**TASK SET**
[1] From the post on Joe Gordon's Hall of Fame election, copy the stretch from "It’s been a" through "not as tasteful.".
[2] In the post on Joe Gordon's Hall of Fame election, in what year was Gordon the MVP?

**PASSAGE SHOWN**

----------------------------------------

Joe Gordon Elected to the Hall of Fame; New NBA Golden Age?

It’s been a busy day.  I had some work to do around spending time with my son, who has been sick with the flu and a fever.  He awoke in the middle of the night vomiting in his bed, then awoke this morning with more of the same in the bathroom.  Poor little guy, all with a fever over 102.  He’s been either in front of the tv crashed, or spending some time on the computer or in his Dad’s arms.  It wasn’t a bad day to be home sick.  After a cold week last week, with morning temperatures in low single digits, it warmed up but to the tune of freezing rain, leaving the local roads a grid of narrow skating rinks, like frozen canals in Denmark or Holland only not as tasteful.

When I got home this afternoon, I was pleased to see on, then via e-mail from Mike Sommer at The Sommer Frieze, that the Veterans Committee elected the great Yankees second baseman Joe Gordon to the Hall, with the great Yankees pitcher Allie Reynolds missing out on a trip to the Hall of Fame by a mere one vote.  I’m almost as disappointed about Reynolds (182-107, 3.30 ERA, six-time all-star, two no-hitters in 1951 including a 1-0 classic against Bob Feller of the Indians 7/12/51) as I am excited about Gordon, and Mike and I both touted the deserving Reynolds as well.  The second baseman spent most of his time with the Yankees, from 1938 to 1946 (missing 1944-1945 due to the war), during which he was the MVP in 1942.  Blessed with more power than most second basemen before recent decades, Gordon amassed 253 HRs, 975 RBIs, .268/.357/.466, drove in more than 100 runs four times (3 as a Yankee), was a nine-time All Star, won five rings (four with the Yankees), and began batting seventh on some powerhouse teams such as the 1938-1941 Yankees.  It’s about time, and Reynolds should be next given his accomplishments and centrality to the 1947-1953 great Yankees dynasty.

----------------------------------------

**RAW DATA**
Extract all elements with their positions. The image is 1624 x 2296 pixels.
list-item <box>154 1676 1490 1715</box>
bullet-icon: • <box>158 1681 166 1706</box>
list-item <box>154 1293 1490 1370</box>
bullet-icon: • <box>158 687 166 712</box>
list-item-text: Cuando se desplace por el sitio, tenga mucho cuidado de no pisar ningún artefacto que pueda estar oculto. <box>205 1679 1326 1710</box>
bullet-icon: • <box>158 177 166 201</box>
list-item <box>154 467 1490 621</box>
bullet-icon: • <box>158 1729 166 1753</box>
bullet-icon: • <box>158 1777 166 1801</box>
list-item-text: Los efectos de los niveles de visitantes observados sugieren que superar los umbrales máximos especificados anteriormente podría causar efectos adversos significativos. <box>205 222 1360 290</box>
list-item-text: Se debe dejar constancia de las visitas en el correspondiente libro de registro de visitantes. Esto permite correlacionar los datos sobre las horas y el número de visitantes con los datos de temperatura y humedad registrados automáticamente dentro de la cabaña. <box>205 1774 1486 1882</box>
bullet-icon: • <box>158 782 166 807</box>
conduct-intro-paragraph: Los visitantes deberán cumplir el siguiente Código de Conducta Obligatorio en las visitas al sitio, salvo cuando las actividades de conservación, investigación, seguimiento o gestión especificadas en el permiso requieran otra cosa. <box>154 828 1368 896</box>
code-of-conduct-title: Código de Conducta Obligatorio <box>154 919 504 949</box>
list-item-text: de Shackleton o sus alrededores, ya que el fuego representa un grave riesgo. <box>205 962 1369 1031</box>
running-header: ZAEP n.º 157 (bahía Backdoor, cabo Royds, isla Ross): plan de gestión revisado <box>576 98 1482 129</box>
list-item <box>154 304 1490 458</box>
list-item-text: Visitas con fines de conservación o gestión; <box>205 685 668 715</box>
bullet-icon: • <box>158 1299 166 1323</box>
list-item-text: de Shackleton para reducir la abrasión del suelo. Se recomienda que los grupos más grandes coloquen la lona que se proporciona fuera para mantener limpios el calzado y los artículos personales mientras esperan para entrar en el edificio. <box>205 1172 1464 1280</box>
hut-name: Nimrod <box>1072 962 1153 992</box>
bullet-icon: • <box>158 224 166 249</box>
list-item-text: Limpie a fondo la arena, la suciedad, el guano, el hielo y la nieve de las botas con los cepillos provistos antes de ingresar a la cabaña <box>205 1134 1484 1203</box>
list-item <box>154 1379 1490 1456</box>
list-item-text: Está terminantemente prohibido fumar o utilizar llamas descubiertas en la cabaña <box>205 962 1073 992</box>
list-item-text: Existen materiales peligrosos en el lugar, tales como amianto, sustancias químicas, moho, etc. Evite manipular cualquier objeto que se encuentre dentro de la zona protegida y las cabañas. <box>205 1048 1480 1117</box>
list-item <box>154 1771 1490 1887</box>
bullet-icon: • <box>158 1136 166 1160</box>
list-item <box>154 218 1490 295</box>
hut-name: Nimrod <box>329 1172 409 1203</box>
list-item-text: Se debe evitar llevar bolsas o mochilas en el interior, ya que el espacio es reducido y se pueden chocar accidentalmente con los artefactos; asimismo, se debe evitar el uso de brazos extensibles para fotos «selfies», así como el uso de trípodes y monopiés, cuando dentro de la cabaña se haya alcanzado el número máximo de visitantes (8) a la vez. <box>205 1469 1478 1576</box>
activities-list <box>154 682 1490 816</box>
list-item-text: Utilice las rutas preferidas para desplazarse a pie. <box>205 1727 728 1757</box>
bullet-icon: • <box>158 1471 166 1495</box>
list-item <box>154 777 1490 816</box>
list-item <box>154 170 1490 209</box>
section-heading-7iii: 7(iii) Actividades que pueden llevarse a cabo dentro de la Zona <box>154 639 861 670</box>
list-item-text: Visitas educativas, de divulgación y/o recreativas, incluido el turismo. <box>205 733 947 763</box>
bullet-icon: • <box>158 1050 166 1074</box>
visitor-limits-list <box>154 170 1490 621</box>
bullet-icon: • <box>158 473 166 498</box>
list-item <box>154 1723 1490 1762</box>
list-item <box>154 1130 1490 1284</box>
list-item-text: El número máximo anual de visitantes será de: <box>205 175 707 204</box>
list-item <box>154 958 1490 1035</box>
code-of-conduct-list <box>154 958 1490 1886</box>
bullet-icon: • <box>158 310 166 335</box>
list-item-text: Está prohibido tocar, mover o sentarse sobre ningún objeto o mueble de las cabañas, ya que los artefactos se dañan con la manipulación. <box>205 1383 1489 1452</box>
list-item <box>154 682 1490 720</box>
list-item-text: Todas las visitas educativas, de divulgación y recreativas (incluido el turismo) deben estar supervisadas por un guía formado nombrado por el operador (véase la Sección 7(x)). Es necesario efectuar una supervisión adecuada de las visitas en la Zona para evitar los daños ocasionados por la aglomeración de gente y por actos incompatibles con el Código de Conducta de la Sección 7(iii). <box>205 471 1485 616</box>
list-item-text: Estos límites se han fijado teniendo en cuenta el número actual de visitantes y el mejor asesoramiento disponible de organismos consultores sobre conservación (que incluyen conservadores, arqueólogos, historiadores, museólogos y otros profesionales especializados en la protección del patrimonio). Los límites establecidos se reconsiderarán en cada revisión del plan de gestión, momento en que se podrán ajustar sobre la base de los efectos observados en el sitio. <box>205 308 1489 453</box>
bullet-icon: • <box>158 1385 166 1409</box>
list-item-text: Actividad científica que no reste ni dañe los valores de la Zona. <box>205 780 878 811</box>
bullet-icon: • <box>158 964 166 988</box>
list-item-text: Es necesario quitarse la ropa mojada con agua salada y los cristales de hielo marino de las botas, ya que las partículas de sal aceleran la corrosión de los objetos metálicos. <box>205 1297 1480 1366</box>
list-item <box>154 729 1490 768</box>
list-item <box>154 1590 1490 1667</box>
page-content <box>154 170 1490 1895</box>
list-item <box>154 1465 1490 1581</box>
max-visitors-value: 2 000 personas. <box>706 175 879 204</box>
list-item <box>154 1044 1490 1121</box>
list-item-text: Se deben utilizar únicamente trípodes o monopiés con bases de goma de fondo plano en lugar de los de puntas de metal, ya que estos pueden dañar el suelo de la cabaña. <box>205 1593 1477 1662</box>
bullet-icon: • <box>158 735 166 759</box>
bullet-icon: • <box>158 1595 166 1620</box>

----------------------------------------

**FINAL RESULTS**
[1]
It’s been a busy day.  I had some work to do around spending time with my son, who has been sick with the flu and a fever.  He awoke in the middle of the night vomiting in his bed, then awoke this morning with more of the same in the bathroom.  Poor little guy, all with a fever over 102.  He’s been either in front of the tv crashed, or spending some time on the computer or in his Dad’s arms.  It wasn’t a bad day to be home sick.  After a cold week last week, with morning temperatures in low single digits, it warmed up but to the tune of freezing rain, leaving the local roads a grid of narrow skating rinks, like frozen canals in Denmark or Holland only not as tasteful.

[2] 1942